- [WHAT TO PRODUCE]
Read the lines that follow and tally those with the word "Figure"; give the number and nothing else.

--

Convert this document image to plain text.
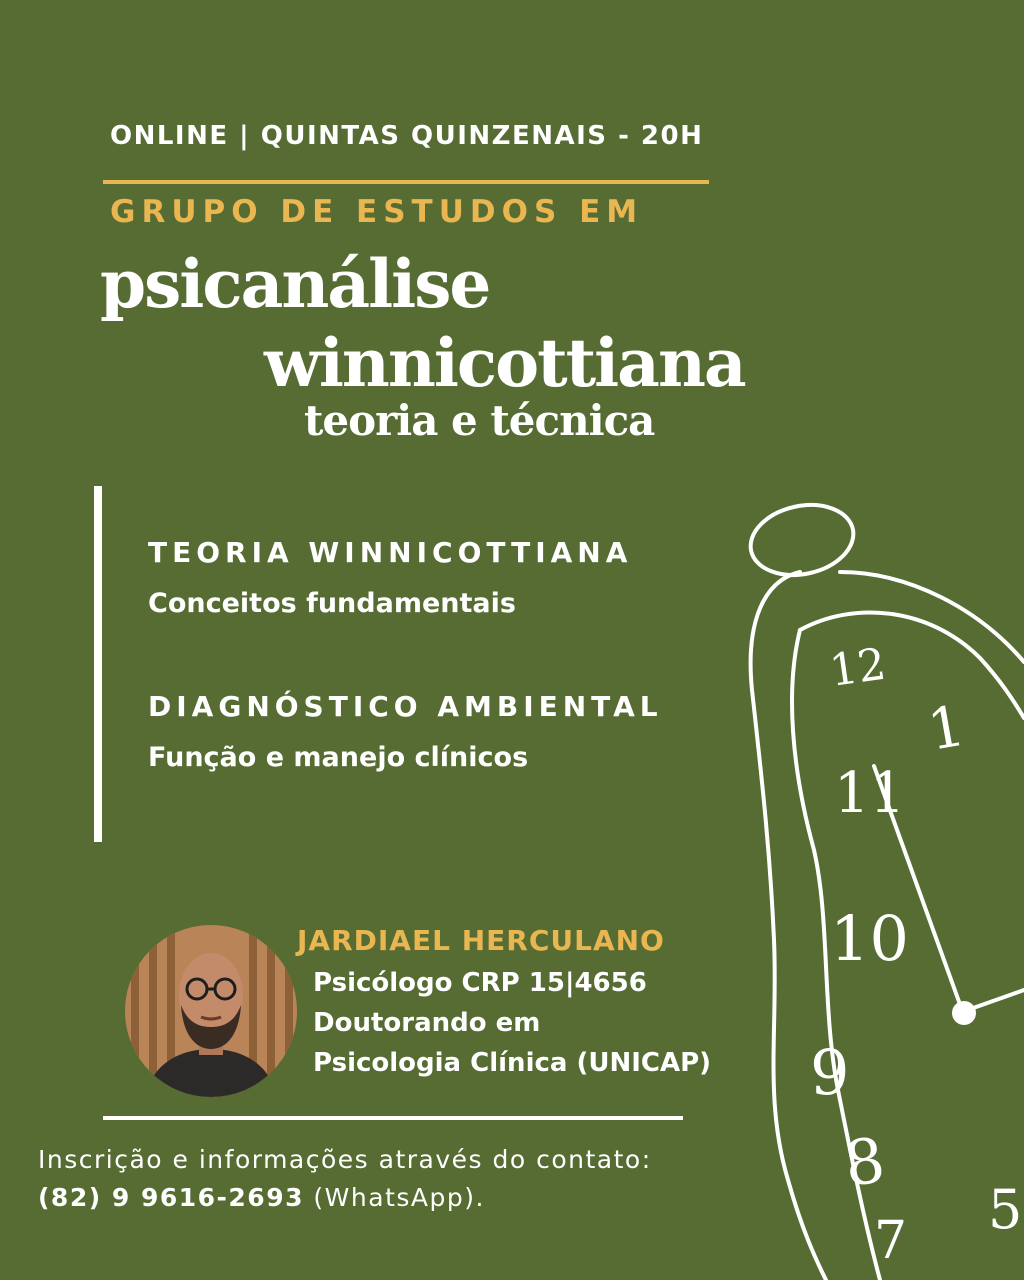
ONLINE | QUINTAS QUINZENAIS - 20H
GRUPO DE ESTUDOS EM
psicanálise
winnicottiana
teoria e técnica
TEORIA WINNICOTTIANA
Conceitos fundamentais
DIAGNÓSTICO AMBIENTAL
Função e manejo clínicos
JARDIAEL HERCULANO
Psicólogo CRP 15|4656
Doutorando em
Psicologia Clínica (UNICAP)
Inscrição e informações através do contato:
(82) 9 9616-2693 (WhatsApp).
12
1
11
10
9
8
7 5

--

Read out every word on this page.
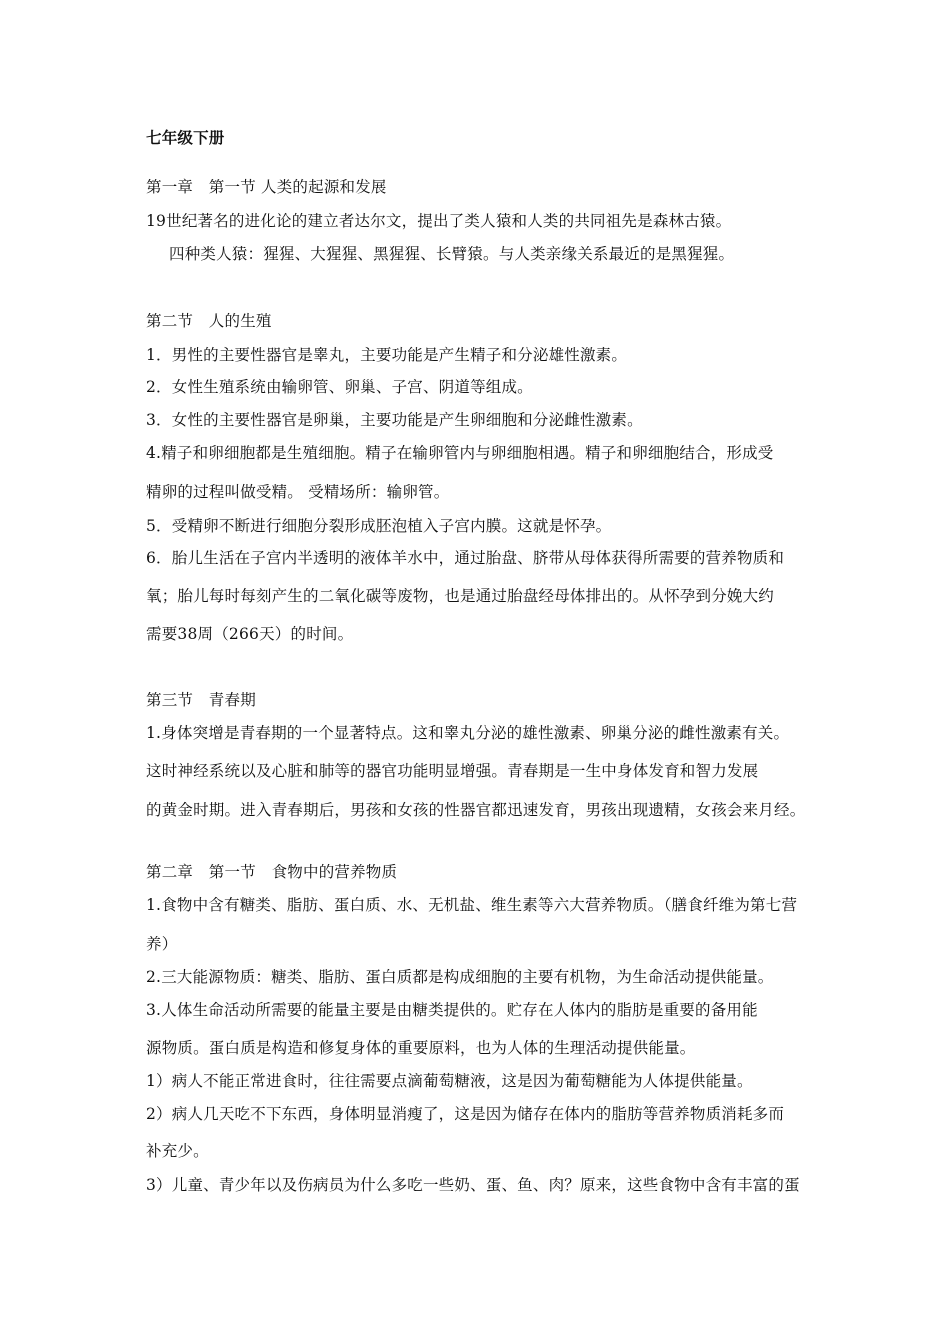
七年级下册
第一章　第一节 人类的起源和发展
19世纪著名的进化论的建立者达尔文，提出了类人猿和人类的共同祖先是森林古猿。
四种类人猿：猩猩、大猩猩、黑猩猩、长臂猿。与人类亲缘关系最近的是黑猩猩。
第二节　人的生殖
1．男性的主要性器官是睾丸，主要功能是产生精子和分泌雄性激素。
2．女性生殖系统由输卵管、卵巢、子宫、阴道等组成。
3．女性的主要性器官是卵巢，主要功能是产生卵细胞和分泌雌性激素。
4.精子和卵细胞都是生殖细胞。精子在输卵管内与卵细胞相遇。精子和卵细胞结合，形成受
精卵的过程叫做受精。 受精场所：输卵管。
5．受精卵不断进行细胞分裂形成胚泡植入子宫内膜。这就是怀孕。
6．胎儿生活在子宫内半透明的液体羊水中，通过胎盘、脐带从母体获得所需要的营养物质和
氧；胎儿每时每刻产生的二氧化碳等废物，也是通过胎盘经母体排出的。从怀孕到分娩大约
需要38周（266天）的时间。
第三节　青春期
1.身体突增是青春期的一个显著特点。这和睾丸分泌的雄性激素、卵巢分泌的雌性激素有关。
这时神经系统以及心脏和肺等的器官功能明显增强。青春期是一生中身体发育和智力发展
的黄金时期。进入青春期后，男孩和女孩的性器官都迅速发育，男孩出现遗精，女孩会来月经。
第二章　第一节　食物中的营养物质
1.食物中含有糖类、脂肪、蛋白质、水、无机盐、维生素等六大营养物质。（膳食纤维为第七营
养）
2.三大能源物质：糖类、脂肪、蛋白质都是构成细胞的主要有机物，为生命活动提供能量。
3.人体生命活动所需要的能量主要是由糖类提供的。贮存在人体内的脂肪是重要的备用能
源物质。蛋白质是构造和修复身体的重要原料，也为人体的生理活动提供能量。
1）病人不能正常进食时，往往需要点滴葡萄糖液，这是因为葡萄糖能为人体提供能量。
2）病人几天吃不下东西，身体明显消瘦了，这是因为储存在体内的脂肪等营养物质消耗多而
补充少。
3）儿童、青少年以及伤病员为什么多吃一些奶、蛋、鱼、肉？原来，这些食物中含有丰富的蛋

--

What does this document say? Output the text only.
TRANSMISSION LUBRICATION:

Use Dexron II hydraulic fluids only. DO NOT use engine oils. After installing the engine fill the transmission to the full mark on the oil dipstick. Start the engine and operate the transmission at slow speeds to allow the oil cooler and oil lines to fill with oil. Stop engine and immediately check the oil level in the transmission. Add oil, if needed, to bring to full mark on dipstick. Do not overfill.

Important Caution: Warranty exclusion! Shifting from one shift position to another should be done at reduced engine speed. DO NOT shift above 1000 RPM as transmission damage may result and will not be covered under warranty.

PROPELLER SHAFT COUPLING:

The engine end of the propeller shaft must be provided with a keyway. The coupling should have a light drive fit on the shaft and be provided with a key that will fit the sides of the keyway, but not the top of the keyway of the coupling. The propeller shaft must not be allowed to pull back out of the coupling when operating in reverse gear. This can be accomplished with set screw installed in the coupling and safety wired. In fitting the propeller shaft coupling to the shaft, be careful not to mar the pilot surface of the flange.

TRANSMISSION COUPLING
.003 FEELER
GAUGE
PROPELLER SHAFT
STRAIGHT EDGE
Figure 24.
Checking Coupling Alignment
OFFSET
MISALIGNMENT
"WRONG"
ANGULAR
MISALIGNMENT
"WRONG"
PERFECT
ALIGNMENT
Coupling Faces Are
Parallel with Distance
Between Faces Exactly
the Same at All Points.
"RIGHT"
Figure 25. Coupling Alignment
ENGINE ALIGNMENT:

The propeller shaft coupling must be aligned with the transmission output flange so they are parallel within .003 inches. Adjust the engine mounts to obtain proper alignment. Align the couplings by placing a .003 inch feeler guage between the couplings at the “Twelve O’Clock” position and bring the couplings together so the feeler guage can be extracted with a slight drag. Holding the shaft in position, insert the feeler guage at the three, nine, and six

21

--

- [CORRECT ANSWER]
2